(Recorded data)
— Start —

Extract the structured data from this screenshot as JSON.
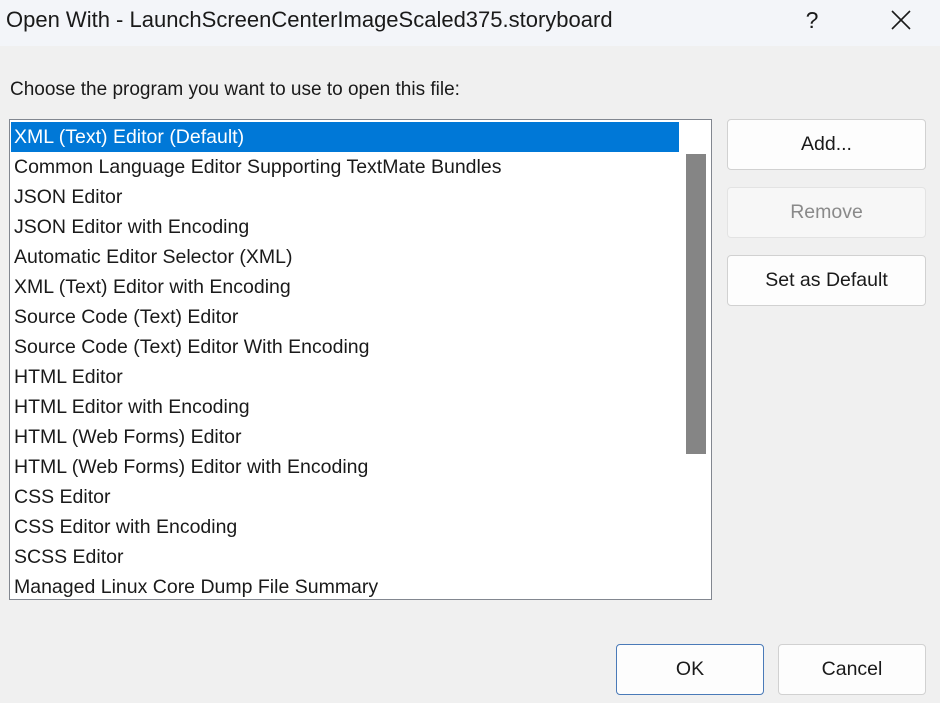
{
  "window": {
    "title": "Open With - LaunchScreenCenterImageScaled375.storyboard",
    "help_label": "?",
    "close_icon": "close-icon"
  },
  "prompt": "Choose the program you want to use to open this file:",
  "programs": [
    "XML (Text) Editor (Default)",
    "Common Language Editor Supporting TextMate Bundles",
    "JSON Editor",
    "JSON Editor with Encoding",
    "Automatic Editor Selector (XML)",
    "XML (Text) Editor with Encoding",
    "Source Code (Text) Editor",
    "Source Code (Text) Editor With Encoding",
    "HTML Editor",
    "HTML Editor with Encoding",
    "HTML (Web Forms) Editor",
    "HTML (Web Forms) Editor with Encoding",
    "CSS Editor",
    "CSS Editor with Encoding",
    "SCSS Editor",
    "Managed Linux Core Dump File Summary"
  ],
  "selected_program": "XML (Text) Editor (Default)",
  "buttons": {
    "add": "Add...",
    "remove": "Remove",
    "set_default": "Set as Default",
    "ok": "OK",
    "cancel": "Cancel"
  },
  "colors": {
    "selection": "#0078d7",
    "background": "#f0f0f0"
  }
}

— End —
— Start —

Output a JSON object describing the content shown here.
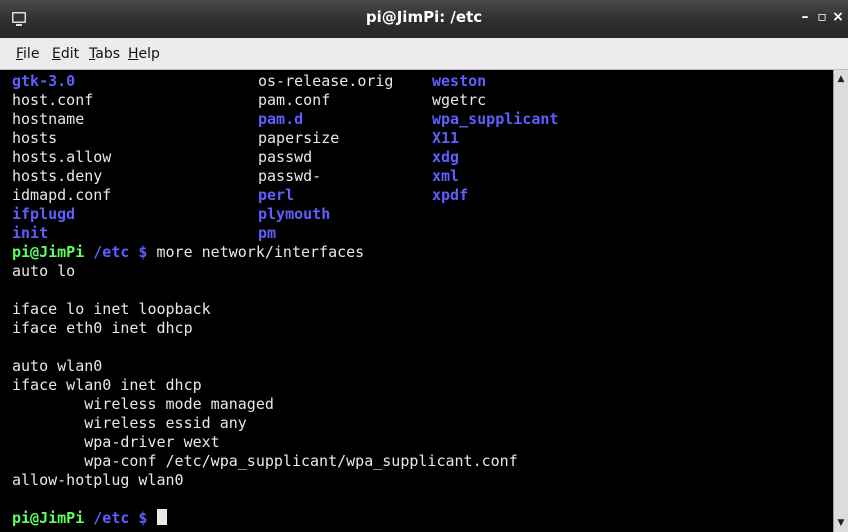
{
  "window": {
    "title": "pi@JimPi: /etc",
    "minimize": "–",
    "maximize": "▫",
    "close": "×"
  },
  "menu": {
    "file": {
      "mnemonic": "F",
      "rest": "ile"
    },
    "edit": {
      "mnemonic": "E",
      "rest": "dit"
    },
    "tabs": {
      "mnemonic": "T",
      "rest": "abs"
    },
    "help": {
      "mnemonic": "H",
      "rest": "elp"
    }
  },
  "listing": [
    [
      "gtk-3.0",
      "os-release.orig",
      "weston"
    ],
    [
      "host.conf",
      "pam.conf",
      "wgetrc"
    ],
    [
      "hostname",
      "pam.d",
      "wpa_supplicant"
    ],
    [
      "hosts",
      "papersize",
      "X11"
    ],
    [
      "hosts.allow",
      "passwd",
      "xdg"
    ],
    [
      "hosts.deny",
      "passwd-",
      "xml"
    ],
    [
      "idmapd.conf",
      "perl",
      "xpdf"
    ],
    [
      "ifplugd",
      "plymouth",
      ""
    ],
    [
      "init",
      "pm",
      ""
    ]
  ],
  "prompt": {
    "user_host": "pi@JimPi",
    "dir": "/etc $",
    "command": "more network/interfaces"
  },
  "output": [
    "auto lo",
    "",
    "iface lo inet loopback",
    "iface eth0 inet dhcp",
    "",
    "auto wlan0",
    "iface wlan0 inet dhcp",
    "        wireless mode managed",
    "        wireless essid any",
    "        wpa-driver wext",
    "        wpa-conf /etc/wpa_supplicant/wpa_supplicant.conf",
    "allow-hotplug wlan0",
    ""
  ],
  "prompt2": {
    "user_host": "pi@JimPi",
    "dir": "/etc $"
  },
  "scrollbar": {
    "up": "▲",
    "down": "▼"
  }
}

— End —
— Start —

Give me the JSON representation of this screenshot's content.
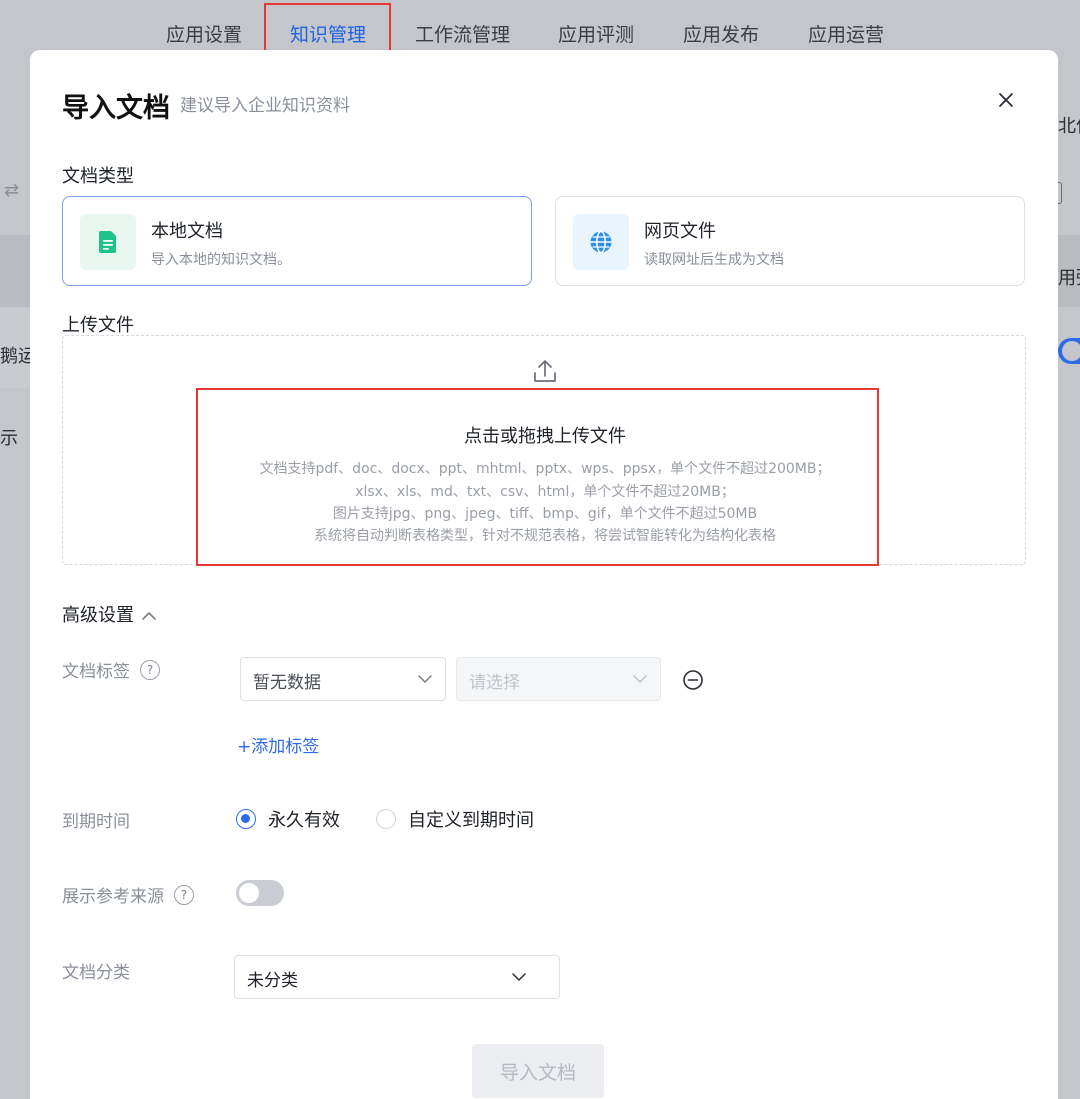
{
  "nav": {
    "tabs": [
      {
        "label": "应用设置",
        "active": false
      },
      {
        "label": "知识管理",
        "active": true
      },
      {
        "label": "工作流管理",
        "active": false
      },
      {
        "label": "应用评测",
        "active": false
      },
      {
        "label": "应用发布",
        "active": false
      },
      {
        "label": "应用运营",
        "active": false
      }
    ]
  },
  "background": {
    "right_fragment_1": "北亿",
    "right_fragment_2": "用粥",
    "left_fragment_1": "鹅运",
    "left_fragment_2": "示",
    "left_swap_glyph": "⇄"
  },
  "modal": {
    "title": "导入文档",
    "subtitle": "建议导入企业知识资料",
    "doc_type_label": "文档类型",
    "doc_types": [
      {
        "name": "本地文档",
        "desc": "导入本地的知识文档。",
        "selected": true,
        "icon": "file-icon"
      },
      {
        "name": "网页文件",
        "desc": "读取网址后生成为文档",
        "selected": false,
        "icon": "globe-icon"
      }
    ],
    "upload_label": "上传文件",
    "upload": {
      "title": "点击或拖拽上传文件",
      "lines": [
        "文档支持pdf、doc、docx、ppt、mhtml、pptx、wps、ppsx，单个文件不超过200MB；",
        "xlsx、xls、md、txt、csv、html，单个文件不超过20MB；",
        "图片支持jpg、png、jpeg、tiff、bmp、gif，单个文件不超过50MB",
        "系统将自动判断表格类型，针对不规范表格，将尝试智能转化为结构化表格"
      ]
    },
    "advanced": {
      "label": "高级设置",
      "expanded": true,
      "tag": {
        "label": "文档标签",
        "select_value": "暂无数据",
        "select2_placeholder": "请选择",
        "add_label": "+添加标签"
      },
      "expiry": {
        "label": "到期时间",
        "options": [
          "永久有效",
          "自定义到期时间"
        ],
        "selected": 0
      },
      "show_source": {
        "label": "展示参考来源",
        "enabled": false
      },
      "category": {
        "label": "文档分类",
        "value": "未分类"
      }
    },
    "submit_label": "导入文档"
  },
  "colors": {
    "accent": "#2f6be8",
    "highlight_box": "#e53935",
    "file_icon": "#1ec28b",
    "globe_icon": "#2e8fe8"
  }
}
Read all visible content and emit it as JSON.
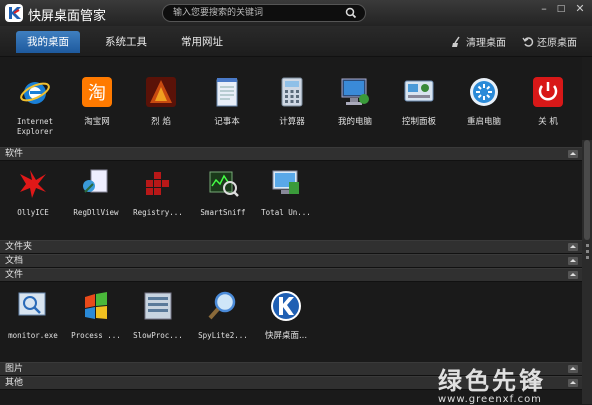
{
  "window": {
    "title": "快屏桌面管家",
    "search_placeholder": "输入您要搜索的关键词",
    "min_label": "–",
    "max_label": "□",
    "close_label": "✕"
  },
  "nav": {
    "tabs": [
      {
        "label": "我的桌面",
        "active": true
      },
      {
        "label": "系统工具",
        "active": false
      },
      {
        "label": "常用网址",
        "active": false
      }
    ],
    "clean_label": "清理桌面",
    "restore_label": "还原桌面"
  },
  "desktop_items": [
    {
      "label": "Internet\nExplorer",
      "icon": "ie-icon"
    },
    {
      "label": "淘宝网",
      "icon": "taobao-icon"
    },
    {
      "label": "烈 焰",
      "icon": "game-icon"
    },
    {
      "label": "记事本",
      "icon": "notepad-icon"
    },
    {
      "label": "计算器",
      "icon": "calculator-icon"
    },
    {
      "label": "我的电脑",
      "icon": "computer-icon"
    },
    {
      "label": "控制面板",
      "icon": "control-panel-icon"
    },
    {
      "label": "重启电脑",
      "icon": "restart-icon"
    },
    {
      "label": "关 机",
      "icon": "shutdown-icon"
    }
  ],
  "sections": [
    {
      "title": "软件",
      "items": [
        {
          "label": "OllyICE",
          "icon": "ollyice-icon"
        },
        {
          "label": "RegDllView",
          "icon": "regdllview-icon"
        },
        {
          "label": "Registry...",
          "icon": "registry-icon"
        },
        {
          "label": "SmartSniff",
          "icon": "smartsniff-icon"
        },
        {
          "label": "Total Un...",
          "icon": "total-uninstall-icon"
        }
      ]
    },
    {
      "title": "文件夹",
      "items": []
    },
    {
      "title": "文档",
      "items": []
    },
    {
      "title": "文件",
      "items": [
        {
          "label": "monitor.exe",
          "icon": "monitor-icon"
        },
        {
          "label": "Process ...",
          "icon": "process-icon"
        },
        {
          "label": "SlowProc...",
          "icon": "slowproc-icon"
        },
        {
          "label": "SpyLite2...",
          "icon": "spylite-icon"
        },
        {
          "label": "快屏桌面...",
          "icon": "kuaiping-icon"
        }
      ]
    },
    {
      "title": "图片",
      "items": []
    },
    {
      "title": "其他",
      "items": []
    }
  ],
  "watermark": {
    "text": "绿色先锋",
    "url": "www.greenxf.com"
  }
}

— End —

Gather and return every line that holds the string "Default".

    "XML (Text) Editor (Default)",
  "selected_program": "XML (Text) Editor (Default)",
    "set_default": "Set as Default",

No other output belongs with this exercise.